* BEGIN Dataset records *
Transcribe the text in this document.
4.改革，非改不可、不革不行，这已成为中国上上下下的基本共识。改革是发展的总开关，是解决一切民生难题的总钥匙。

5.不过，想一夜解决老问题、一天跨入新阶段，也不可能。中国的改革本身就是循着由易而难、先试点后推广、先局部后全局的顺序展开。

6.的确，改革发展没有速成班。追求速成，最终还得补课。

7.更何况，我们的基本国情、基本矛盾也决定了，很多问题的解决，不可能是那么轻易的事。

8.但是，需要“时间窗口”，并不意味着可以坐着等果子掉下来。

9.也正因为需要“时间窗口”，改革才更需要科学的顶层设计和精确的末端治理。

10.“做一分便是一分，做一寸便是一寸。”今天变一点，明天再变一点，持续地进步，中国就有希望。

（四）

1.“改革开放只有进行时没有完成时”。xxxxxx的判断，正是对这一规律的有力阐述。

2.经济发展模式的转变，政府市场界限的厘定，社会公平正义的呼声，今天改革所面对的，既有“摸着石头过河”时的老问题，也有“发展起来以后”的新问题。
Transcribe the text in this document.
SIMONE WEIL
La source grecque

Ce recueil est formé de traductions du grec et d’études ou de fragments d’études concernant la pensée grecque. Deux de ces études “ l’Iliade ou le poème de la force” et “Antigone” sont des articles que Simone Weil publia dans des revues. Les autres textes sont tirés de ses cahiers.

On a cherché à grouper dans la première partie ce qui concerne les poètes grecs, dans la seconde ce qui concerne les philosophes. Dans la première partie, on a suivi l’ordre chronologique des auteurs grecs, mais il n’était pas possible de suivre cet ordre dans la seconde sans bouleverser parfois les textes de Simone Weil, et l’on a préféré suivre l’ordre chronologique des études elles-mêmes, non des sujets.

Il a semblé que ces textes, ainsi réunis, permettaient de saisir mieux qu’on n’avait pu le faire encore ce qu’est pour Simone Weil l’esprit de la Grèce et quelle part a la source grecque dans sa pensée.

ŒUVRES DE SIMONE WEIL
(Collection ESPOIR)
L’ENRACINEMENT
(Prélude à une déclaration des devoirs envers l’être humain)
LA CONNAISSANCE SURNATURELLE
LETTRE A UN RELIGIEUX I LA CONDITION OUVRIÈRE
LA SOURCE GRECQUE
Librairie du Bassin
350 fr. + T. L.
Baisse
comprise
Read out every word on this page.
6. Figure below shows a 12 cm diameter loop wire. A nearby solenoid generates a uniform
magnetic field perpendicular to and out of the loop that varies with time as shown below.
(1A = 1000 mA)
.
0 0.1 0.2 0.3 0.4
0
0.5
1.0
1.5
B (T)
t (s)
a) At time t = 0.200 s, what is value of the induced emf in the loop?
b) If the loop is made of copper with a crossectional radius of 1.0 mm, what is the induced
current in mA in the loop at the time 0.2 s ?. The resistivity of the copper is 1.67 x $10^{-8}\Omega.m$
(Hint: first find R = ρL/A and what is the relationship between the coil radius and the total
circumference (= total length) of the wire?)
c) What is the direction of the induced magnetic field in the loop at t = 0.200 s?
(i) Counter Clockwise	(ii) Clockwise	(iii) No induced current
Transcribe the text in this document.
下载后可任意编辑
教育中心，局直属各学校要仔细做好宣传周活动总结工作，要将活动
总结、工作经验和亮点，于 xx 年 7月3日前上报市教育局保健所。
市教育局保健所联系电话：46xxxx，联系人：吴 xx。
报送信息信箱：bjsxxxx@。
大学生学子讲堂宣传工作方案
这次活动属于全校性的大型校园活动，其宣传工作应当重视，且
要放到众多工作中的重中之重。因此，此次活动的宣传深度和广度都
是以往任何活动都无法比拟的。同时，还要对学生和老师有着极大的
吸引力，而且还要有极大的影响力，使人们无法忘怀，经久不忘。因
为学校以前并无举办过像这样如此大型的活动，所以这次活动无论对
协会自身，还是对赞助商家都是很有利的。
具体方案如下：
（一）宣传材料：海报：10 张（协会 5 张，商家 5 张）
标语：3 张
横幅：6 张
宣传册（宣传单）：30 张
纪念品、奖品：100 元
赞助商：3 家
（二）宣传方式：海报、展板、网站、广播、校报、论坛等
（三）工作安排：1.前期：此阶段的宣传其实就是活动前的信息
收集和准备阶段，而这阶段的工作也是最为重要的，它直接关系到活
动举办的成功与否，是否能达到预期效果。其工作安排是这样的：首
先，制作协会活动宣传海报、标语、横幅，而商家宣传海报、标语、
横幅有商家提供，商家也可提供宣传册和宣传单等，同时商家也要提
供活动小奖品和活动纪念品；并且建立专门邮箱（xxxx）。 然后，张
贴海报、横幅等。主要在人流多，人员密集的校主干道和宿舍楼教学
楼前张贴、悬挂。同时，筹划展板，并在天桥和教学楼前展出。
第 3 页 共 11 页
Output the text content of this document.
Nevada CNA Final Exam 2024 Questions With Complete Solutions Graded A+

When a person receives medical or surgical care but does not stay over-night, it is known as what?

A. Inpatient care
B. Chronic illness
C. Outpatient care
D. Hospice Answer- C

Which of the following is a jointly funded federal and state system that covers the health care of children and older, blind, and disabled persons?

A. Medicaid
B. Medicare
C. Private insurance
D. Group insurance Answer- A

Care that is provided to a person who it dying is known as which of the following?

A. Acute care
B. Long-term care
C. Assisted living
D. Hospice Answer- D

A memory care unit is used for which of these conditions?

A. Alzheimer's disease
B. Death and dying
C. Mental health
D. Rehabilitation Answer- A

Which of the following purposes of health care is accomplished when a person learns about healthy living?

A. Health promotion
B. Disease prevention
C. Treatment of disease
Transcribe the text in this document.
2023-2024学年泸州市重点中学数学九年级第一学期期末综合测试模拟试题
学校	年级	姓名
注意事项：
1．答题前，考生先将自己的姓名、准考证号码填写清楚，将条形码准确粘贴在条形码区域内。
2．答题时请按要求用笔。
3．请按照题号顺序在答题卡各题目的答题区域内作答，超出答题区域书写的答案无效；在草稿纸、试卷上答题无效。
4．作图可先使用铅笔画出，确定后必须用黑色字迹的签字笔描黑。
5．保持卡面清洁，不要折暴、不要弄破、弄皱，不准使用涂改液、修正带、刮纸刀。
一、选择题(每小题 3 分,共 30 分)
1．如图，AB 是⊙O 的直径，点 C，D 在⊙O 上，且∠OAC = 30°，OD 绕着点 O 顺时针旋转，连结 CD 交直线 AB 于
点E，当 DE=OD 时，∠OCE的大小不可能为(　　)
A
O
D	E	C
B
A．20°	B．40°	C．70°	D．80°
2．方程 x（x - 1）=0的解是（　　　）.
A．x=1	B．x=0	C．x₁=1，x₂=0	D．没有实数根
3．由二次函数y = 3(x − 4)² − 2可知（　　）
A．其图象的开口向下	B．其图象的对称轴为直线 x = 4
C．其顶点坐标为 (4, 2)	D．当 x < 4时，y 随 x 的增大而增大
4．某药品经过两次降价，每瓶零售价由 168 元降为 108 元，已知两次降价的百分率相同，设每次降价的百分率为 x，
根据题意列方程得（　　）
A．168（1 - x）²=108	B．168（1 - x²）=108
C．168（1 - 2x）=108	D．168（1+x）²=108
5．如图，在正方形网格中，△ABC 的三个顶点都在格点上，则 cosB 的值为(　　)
* END Dataset records *
Print the listing above in its entirety, with every line exact.

# [Response below]
Transcribe the text in this document.
4.改革，非改不可、不革不行，这已成为中国上上下下的基本共识。改革是发展的总开关，是解决一切民生难题的总钥匙。

5.不过，想一夜解决老问题、一天跨入新阶段，也不可能。中国的改革本身就是循着由易而难、先试点后推广、先局部后全局的顺序展开。

6.的确，改革发展没有速成班。追求速成，最终还得补课。

7.更何况，我们的基本国情、基本矛盾也决定了，很多问题的解决，不可能是那么轻易的事。

8.但是，需要“时间窗口”，并不意味着可以坐着等果子掉下来。

9.也正因为需要“时间窗口”，改革才更需要科学的顶层设计和精确的末端治理。

10.“做一分便是一分，做一寸便是一寸。”今天变一点，明天再变一点，持续地进步，中国就有希望。

（四）

1.“改革开放只有进行时没有完成时”。xxxxxx的判断，正是对这一规律的有力阐述。

2.经济发展模式的转变，政府市场界限的厘定，社会公平正义的呼声，今天改革所面对的，既有“摸着石头过河”时的老问题，也有“发展起来以后”的新问题。
Transcribe the text in this document.
SIMONE WEIL
La source grecque

Ce recueil est formé de traductions du grec et d’études ou de fragments d’études concernant la pensée grecque. Deux de ces études “ l’Iliade ou le poème de la force” et “Antigone” sont des articles que Simone Weil publia dans des revues. Les autres textes sont tirés de ses cahiers.

On a cherché à grouper dans la première partie ce qui concerne les poètes grecs, dans la seconde ce qui concerne les philosophes. Dans la première partie, on a suivi l’ordre chronologique des auteurs grecs, mais il n’était pas possible de suivre cet ordre dans la seconde sans bouleverser parfois les textes de Simone Weil, et l’on a préféré suivre l’ordre chronologique des études elles-mêmes, non des sujets.

Il a semblé que ces textes, ainsi réunis, permettaient de saisir mieux qu’on n’avait pu le faire encore ce qu’est pour Simone Weil l’esprit de la Grèce et quelle part a la source grecque dans sa pensée.

ŒUVRES DE SIMONE WEIL
(Collection ESPOIR)
L’ENRACINEMENT
(Prélude à une déclaration des devoirs envers l’être humain)
LA CONNAISSANCE SURNATURELLE
LETTRE A UN RELIGIEUX I LA CONDITION OUVRIÈRE
LA SOURCE GRECQUE
Librairie du Bassin
350 fr. + T. L.
Baisse
comprise
Read out every word on this page.
6. Figure below shows a 12 cm diameter loop wire. A nearby solenoid generates a uniform
magnetic field perpendicular to and out of the loop that varies with time as shown below.
(1A = 1000 mA)
.
0 0.1 0.2 0.3 0.4
0
0.5
1.0
1.5
B (T)
t (s)
a) At time t = 0.200 s, what is value of the induced emf in the loop?
b) If the loop is made of copper with a crossectional radius of 1.0 mm, what is the induced
current in mA in the loop at the time 0.2 s ?. The resistivity of the copper is 1.67 x $10^{-8}\Omega.m$
(Hint: first find R = ρL/A and what is the relationship between the coil radius and the total
circumference (= total length) of the wire?)
c) What is the direction of the induced magnetic field in the loop at t = 0.200 s?
(i) Counter Clockwise	(ii) Clockwise	(iii) No induced current
Transcribe the text in this document.
下载后可任意编辑
教育中心，局直属各学校要仔细做好宣传周活动总结工作，要将活动
总结、工作经验和亮点，于 xx 年 7月3日前上报市教育局保健所。
市教育局保健所联系电话：46xxxx，联系人：吴 xx。
报送信息信箱：bjsxxxx@。
大学生学子讲堂宣传工作方案
这次活动属于全校性的大型校园活动，其宣传工作应当重视，且
要放到众多工作中的重中之重。因此，此次活动的宣传深度和广度都
是以往任何活动都无法比拟的。同时，还要对学生和老师有着极大的
吸引力，而且还要有极大的影响力，使人们无法忘怀，经久不忘。因
为学校以前并无举办过像这样如此大型的活动，所以这次活动无论对
协会自身，还是对赞助商家都是很有利的。
具体方案如下：
（一）宣传材料：海报：10 张（协会 5 张，商家 5 张）
标语：3 张
横幅：6 张
宣传册（宣传单）：30 张
纪念品、奖品：100 元
赞助商：3 家
（二）宣传方式：海报、展板、网站、广播、校报、论坛等
（三）工作安排：1.前期：此阶段的宣传其实就是活动前的信息
收集和准备阶段，而这阶段的工作也是最为重要的，它直接关系到活
动举办的成功与否，是否能达到预期效果。其工作安排是这样的：首
先，制作协会活动宣传海报、标语、横幅，而商家宣传海报、标语、
横幅有商家提供，商家也可提供宣传册和宣传单等，同时商家也要提
供活动小奖品和活动纪念品；并且建立专门邮箱（xxxx）。 然后，张
贴海报、横幅等。主要在人流多，人员密集的校主干道和宿舍楼教学
楼前张贴、悬挂。同时，筹划展板，并在天桥和教学楼前展出。
第 3 页 共 11 页
Output the text content of this document.
Nevada CNA Final Exam 2024 Questions With Complete Solutions Graded A+

When a person receives medical or surgical care but does not stay over-night, it is known as what?

A. Inpatient care
B. Chronic illness
C. Outpatient care
D. Hospice Answer- C

Which of the following is a jointly funded federal and state system that covers the health care of children and older, blind, and disabled persons?

A. Medicaid
B. Medicare
C. Private insurance
D. Group insurance Answer- A

Care that is provided to a person who it dying is known as which of the following?

A. Acute care
B. Long-term care
C. Assisted living
D. Hospice Answer- D

A memory care unit is used for which of these conditions?

A. Alzheimer's disease
B. Death and dying
C. Mental health
D. Rehabilitation Answer- A

Which of the following purposes of health care is accomplished when a person learns about healthy living?

A. Health promotion
B. Disease prevention
C. Treatment of disease
Transcribe the text in this document.
2023-2024学年泸州市重点中学数学九年级第一学期期末综合测试模拟试题
学校	年级	姓名
注意事项：
1．答题前，考生先将自己的姓名、准考证号码填写清楚，将条形码准确粘贴在条形码区域内。
2．答题时请按要求用笔。
3．请按照题号顺序在答题卡各题目的答题区域内作答，超出答题区域书写的答案无效；在草稿纸、试卷上答题无效。
4．作图可先使用铅笔画出，确定后必须用黑色字迹的签字笔描黑。
5．保持卡面清洁，不要折暴、不要弄破、弄皱，不准使用涂改液、修正带、刮纸刀。
一、选择题(每小题 3 分,共 30 分)
1．如图，AB 是⊙O 的直径，点 C，D 在⊙O 上，且∠OAC = 30°，OD 绕着点 O 顺时针旋转，连结 CD 交直线 AB 于
点E，当 DE=OD 时，∠OCE的大小不可能为(　　)
A
O
D	E	C
B
A．20°	B．40°	C．70°	D．80°
2．方程 x（x - 1）=0的解是（　　　）.
A．x=1	B．x=0	C．x₁=1，x₂=0	D．没有实数根
3．由二次函数y = 3(x − 4)² − 2可知（　　）
A．其图象的开口向下	B．其图象的对称轴为直线 x = 4
C．其顶点坐标为 (4, 2)	D．当 x < 4时，y 随 x 的增大而增大
4．某药品经过两次降价，每瓶零售价由 168 元降为 108 元，已知两次降价的百分率相同，设每次降价的百分率为 x，
根据题意列方程得（　　）
A．168（1 - x）²=108	B．168（1 - x²）=108
C．168（1 - 2x）=108	D．168（1+x）²=108
5．如图，在正方形网格中，△ABC 的三个顶点都在格点上，则 cosB 的值为(　　)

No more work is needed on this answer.